Exercise aim — Your task is to repeat the entries exactly. Leave the pictures out.

Data shown —
"""

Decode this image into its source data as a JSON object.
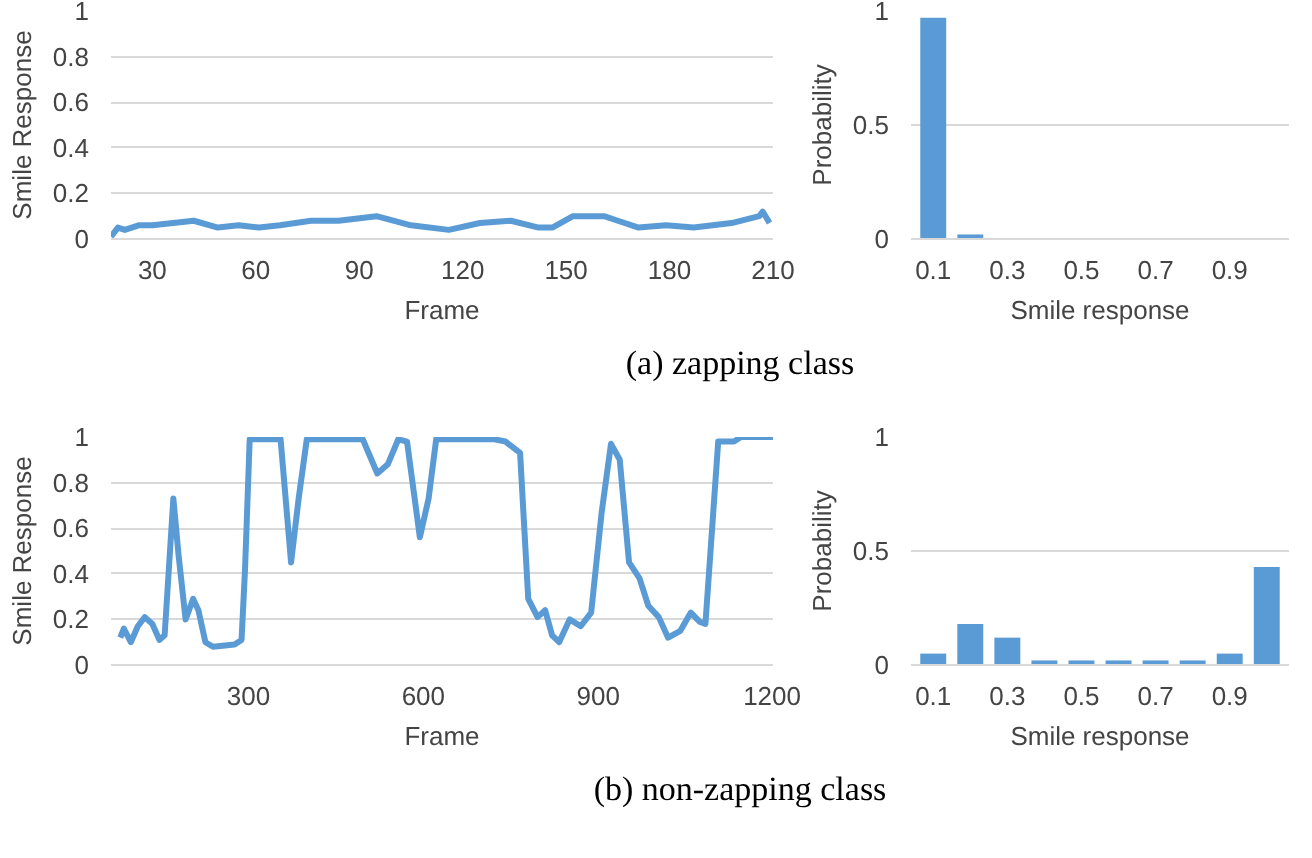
{
  "chart_data": [
    {
      "type": "line",
      "xlabel": "Frame",
      "ylabel": "Smile Response",
      "xlim": [
        18,
        210
      ],
      "xticks": [
        30,
        60,
        90,
        120,
        150,
        180,
        210
      ],
      "ylim": [
        0,
        1
      ],
      "yticks": [
        0,
        0.2,
        0.4,
        0.6,
        0.8,
        1
      ],
      "grid": "y",
      "annotations": [
        "(a)  zapping class"
      ],
      "series": [
        {
          "color": "#5b9bd5",
          "x": [
            18,
            20,
            22,
            26,
            30,
            36,
            42,
            49,
            55,
            61,
            67,
            76,
            84,
            95,
            105,
            116,
            125,
            134,
            142,
            146,
            152,
            161,
            165,
            171,
            179,
            187,
            198,
            206,
            207,
            209
          ],
          "values": [
            0.01,
            0.05,
            0.04,
            0.06,
            0.06,
            0.07,
            0.08,
            0.05,
            0.06,
            0.05,
            0.06,
            0.08,
            0.08,
            0.1,
            0.06,
            0.04,
            0.07,
            0.08,
            0.05,
            0.05,
            0.1,
            0.1,
            0.08,
            0.05,
            0.06,
            0.05,
            0.07,
            0.1,
            0.12,
            0.07
          ]
        }
      ]
    },
    {
      "type": "bar",
      "xlabel": "Smile response",
      "ylabel": "Probability",
      "categories": [
        "0.1",
        null,
        "0.3",
        null,
        "0.5",
        null,
        "0.7",
        null,
        "0.9",
        null
      ],
      "ylim": [
        0,
        1
      ],
      "yticks": [
        0,
        0.5,
        1
      ],
      "grid": "y",
      "series": [
        {
          "color": "#5b9bd5",
          "values": [
            0.97,
            0.02,
            0,
            0,
            0,
            0,
            0,
            0,
            0,
            0
          ]
        }
      ]
    },
    {
      "type": "line",
      "xlabel": "Frame",
      "ylabel": "Smile Response",
      "xlim": [
        64,
        1200
      ],
      "xticks": [
        300,
        600,
        900,
        1200
      ],
      "ylim": [
        0,
        1
      ],
      "yticks": [
        0,
        0.2,
        0.4,
        0.6,
        0.8,
        1
      ],
      "grid": "y",
      "annotations": [
        "(b)  non-zapping class"
      ],
      "series": [
        {
          "color": "#5b9bd5",
          "x": [
            80,
            86,
            98,
            110,
            122,
            135,
            147,
            156,
            171,
            180,
            192,
            205,
            214,
            226,
            239,
            276,
            288,
            294,
            302,
            355,
            373,
            386,
            400,
            496,
            521,
            539,
            557,
            572,
            594,
            609,
            622,
            722,
            741,
            766,
            780,
            796,
            809,
            821,
            833,
            851,
            870,
            888,
            906,
            922,
            937,
            953,
            971,
            986,
            1004,
            1020,
            1041,
            1059,
            1074,
            1084,
            1106,
            1133,
            1145,
            1200
          ],
          "values": [
            0.12,
            0.16,
            0.1,
            0.17,
            0.21,
            0.18,
            0.11,
            0.13,
            0.73,
            0.48,
            0.2,
            0.29,
            0.24,
            0.1,
            0.08,
            0.09,
            0.11,
            0.42,
            0.99,
            0.99,
            0.45,
            0.73,
            0.99,
            0.99,
            0.84,
            0.88,
            0.99,
            0.98,
            0.56,
            0.73,
            0.99,
            0.99,
            0.98,
            0.93,
            0.29,
            0.21,
            0.24,
            0.13,
            0.1,
            0.2,
            0.17,
            0.23,
            0.67,
            0.97,
            0.9,
            0.45,
            0.38,
            0.26,
            0.21,
            0.12,
            0.15,
            0.23,
            0.19,
            0.18,
            0.98,
            0.98,
            1,
            1
          ]
        }
      ]
    },
    {
      "type": "bar",
      "xlabel": "Smile response",
      "ylabel": "Probability",
      "categories": [
        "0.1",
        null,
        "0.3",
        null,
        "0.5",
        null,
        "0.7",
        null,
        "0.9",
        null
      ],
      "ylim": [
        0,
        1
      ],
      "yticks": [
        0,
        0.5,
        1
      ],
      "grid": "y",
      "series": [
        {
          "color": "#5b9bd5",
          "values": [
            0.05,
            0.18,
            0.12,
            0.02,
            0.02,
            0.02,
            0.02,
            0.02,
            0.05,
            0.43
          ]
        }
      ]
    }
  ]
}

"""

Full answer —
Decode this image into its source data as a JSON object.
{
  "chart_data": [
    {
      "type": "line",
      "xlabel": "Frame",
      "ylabel": "Smile Response",
      "xlim": [
        18,
        210
      ],
      "xticks": [
        30,
        60,
        90,
        120,
        150,
        180,
        210
      ],
      "ylim": [
        0,
        1
      ],
      "yticks": [
        0,
        0.2,
        0.4,
        0.6,
        0.8,
        1
      ],
      "grid": "y",
      "annotations": [
        "(a)  zapping class"
      ],
      "series": [
        {
          "color": "#5b9bd5",
          "x": [
            18,
            20,
            22,
            26,
            30,
            36,
            42,
            49,
            55,
            61,
            67,
            76,
            84,
            95,
            105,
            116,
            125,
            134,
            142,
            146,
            152,
            161,
            165,
            171,
            179,
            187,
            198,
            206,
            207,
            209
          ],
          "values": [
            0.01,
            0.05,
            0.04,
            0.06,
            0.06,
            0.07,
            0.08,
            0.05,
            0.06,
            0.05,
            0.06,
            0.08,
            0.08,
            0.1,
            0.06,
            0.04,
            0.07,
            0.08,
            0.05,
            0.05,
            0.1,
            0.1,
            0.08,
            0.05,
            0.06,
            0.05,
            0.07,
            0.1,
            0.12,
            0.07
          ]
        }
      ]
    },
    {
      "type": "bar",
      "xlabel": "Smile response",
      "ylabel": "Probability",
      "categories": [
        "0.1",
        null,
        "0.3",
        null,
        "0.5",
        null,
        "0.7",
        null,
        "0.9",
        null
      ],
      "ylim": [
        0,
        1
      ],
      "yticks": [
        0,
        0.5,
        1
      ],
      "grid": "y",
      "series": [
        {
          "color": "#5b9bd5",
          "values": [
            0.97,
            0.02,
            0,
            0,
            0,
            0,
            0,
            0,
            0,
            0
          ]
        }
      ]
    },
    {
      "type": "line",
      "xlabel": "Frame",
      "ylabel": "Smile Response",
      "xlim": [
        64,
        1200
      ],
      "xticks": [
        300,
        600,
        900,
        1200
      ],
      "ylim": [
        0,
        1
      ],
      "yticks": [
        0,
        0.2,
        0.4,
        0.6,
        0.8,
        1
      ],
      "grid": "y",
      "annotations": [
        "(b)  non-zapping class"
      ],
      "series": [
        {
          "color": "#5b9bd5",
          "x": [
            80,
            86,
            98,
            110,
            122,
            135,
            147,
            156,
            171,
            180,
            192,
            205,
            214,
            226,
            239,
            276,
            288,
            294,
            302,
            355,
            373,
            386,
            400,
            496,
            521,
            539,
            557,
            572,
            594,
            609,
            622,
            722,
            741,
            766,
            780,
            796,
            809,
            821,
            833,
            851,
            870,
            888,
            906,
            922,
            937,
            953,
            971,
            986,
            1004,
            1020,
            1041,
            1059,
            1074,
            1084,
            1106,
            1133,
            1145,
            1200
          ],
          "values": [
            0.12,
            0.16,
            0.1,
            0.17,
            0.21,
            0.18,
            0.11,
            0.13,
            0.73,
            0.48,
            0.2,
            0.29,
            0.24,
            0.1,
            0.08,
            0.09,
            0.11,
            0.42,
            0.99,
            0.99,
            0.45,
            0.73,
            0.99,
            0.99,
            0.84,
            0.88,
            0.99,
            0.98,
            0.56,
            0.73,
            0.99,
            0.99,
            0.98,
            0.93,
            0.29,
            0.21,
            0.24,
            0.13,
            0.1,
            0.2,
            0.17,
            0.23,
            0.67,
            0.97,
            0.9,
            0.45,
            0.38,
            0.26,
            0.21,
            0.12,
            0.15,
            0.23,
            0.19,
            0.18,
            0.98,
            0.98,
            1,
            1
          ]
        }
      ]
    },
    {
      "type": "bar",
      "xlabel": "Smile response",
      "ylabel": "Probability",
      "categories": [
        "0.1",
        null,
        "0.3",
        null,
        "0.5",
        null,
        "0.7",
        null,
        "0.9",
        null
      ],
      "ylim": [
        0,
        1
      ],
      "yticks": [
        0,
        0.5,
        1
      ],
      "grid": "y",
      "series": [
        {
          "color": "#5b9bd5",
          "values": [
            0.05,
            0.18,
            0.12,
            0.02,
            0.02,
            0.02,
            0.02,
            0.02,
            0.05,
            0.43
          ]
        }
      ]
    }
  ]
}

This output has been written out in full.